- _Exercise inputs_:
** BEGIN **

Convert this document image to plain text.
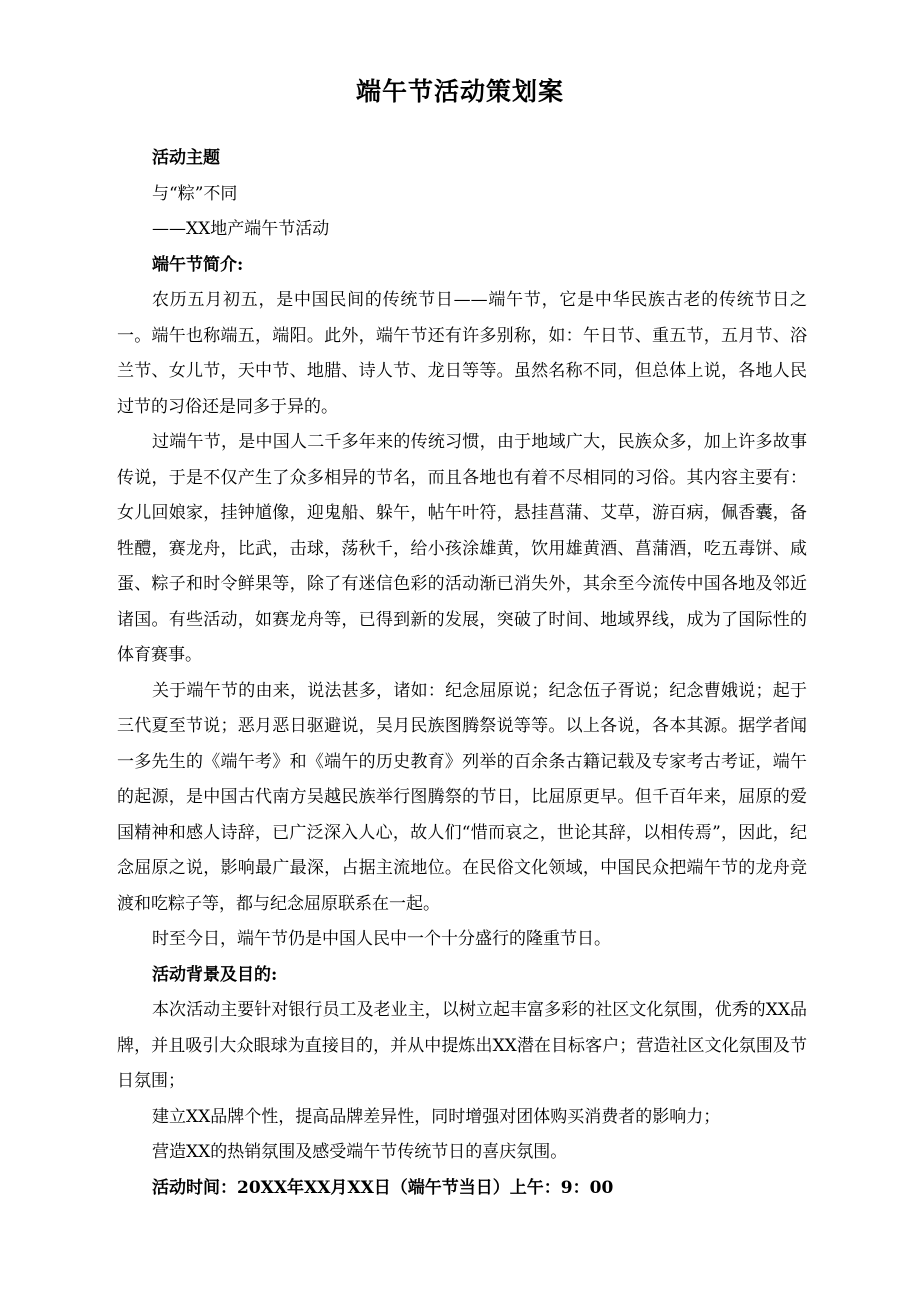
端午节活动策划案

活动主题

与“粽”不同

——XX地产端午节活动

端午节简介:

农历五月初五，是中国民间的传统节日——端午节，它是中华民族古老的传统节日之一。端午也称端五，端阳。此外，端午节还有许多别称，如：午日节、重五节，五月节、浴兰节、女儿节，天中节、地腊、诗人节、龙日等等。虽然名称不同，但总体上说，各地人民过节的习俗还是同多于异的。

过端午节，是中国人二千多年来的传统习惯，由于地域广大，民族众多，加上许多故事传说，于是不仅产生了众多相异的节名，而且各地也有着不尽相同的习俗。其内容主要有：女儿回娘家，挂钟馗像，迎鬼船、躲午，帖午叶符，悬挂菖蒲、艾草，游百病，佩香囊，备牲醴，赛龙舟，比武，击球，荡秋千，给小孩涂雄黄，饮用雄黄酒、菖蒲酒，吃五毒饼、咸蛋、粽子和时令鲜果等，除了有迷信色彩的活动渐已消失外，其余至今流传中国各地及邻近诸国。有些活动，如赛龙舟等，已得到新的发展，突破了时间、地域界线，成为了国际性的体育赛事。

关于端午节的由来，说法甚多，诸如：纪念屈原说；纪念伍子胥说；纪念曹娥说；起于三代夏至节说；恶月恶日驱避说，吴月民族图腾祭说等等。以上各说，各本其源。据学者闻一多先生的《端午考》和《端午的历史教育》列举的百余条古籍记载及专家考古考证，端午的起源，是中国古代南方吴越民族举行图腾祭的节日，比屈原更早。但千百年来，屈原的爱国精神和感人诗辞，已广泛深入人心，故人们“惜而哀之，世论其辞，以相传焉”，因此，纪念屈原之说，影响最广最深，占据主流地位。在民俗文化领域，中国民众把端午节的龙舟竞渡和吃粽子等，都与纪念屈原联系在一起。

时至今日，端午节仍是中国人民中一个十分盛行的隆重节日。

活动背景及目的:

本次活动主要针对银行员工及老业主，以树立起丰富多彩的社区文化氛围，优秀的XX品牌，并且吸引大众眼球为直接目的，并从中提炼出XX潜在目标客户；营造社区文化氛围及节日氛围；

建立XX品牌个性，提高品牌差异性，同时增强对团体购买消费者的影响力；

营造XX的热销氛围及感受端午节传统节日的喜庆氛围。

活动时间：20XX年XX月XX日（端午节当日）上午：9：00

** END **

- _Set problem_: Transcribe all the data word for word; the images stay out.

- _Solved problem_:
Convert this document image to plain text.
端午节活动策划案

活动主题

与“粽”不同

——XX地产端午节活动

端午节简介:

农历五月初五，是中国民间的传统节日——端午节，它是中华民族古老的传统节日之一。端午也称端五，端阳。此外，端午节还有许多别称，如：午日节、重五节，五月节、浴兰节、女儿节，天中节、地腊、诗人节、龙日等等。虽然名称不同，但总体上说，各地人民过节的习俗还是同多于异的。

过端午节，是中国人二千多年来的传统习惯，由于地域广大，民族众多，加上许多故事传说，于是不仅产生了众多相异的节名，而且各地也有着不尽相同的习俗。其内容主要有：女儿回娘家，挂钟馗像，迎鬼船、躲午，帖午叶符，悬挂菖蒲、艾草，游百病，佩香囊，备牲醴，赛龙舟，比武，击球，荡秋千，给小孩涂雄黄，饮用雄黄酒、菖蒲酒，吃五毒饼、咸蛋、粽子和时令鲜果等，除了有迷信色彩的活动渐已消失外，其余至今流传中国各地及邻近诸国。有些活动，如赛龙舟等，已得到新的发展，突破了时间、地域界线，成为了国际性的体育赛事。

关于端午节的由来，说法甚多，诸如：纪念屈原说；纪念伍子胥说；纪念曹娥说；起于三代夏至节说；恶月恶日驱避说，吴月民族图腾祭说等等。以上各说，各本其源。据学者闻一多先生的《端午考》和《端午的历史教育》列举的百余条古籍记载及专家考古考证，端午的起源，是中国古代南方吴越民族举行图腾祭的节日，比屈原更早。但千百年来，屈原的爱国精神和感人诗辞，已广泛深入人心，故人们“惜而哀之，世论其辞，以相传焉”，因此，纪念屈原之说，影响最广最深，占据主流地位。在民俗文化领域，中国民众把端午节的龙舟竞渡和吃粽子等，都与纪念屈原联系在一起。

时至今日，端午节仍是中国人民中一个十分盛行的隆重节日。

活动背景及目的:

本次活动主要针对银行员工及老业主，以树立起丰富多彩的社区文化氛围，优秀的XX品牌，并且吸引大众眼球为直接目的，并从中提炼出XX潜在目标客户；营造社区文化氛围及节日氛围；

建立XX品牌个性，提高品牌差异性，同时增强对团体购买消费者的影响力；

营造XX的热销氛围及感受端午节传统节日的喜庆氛围。

活动时间：20XX年XX月XX日（端午节当日）上午：9：00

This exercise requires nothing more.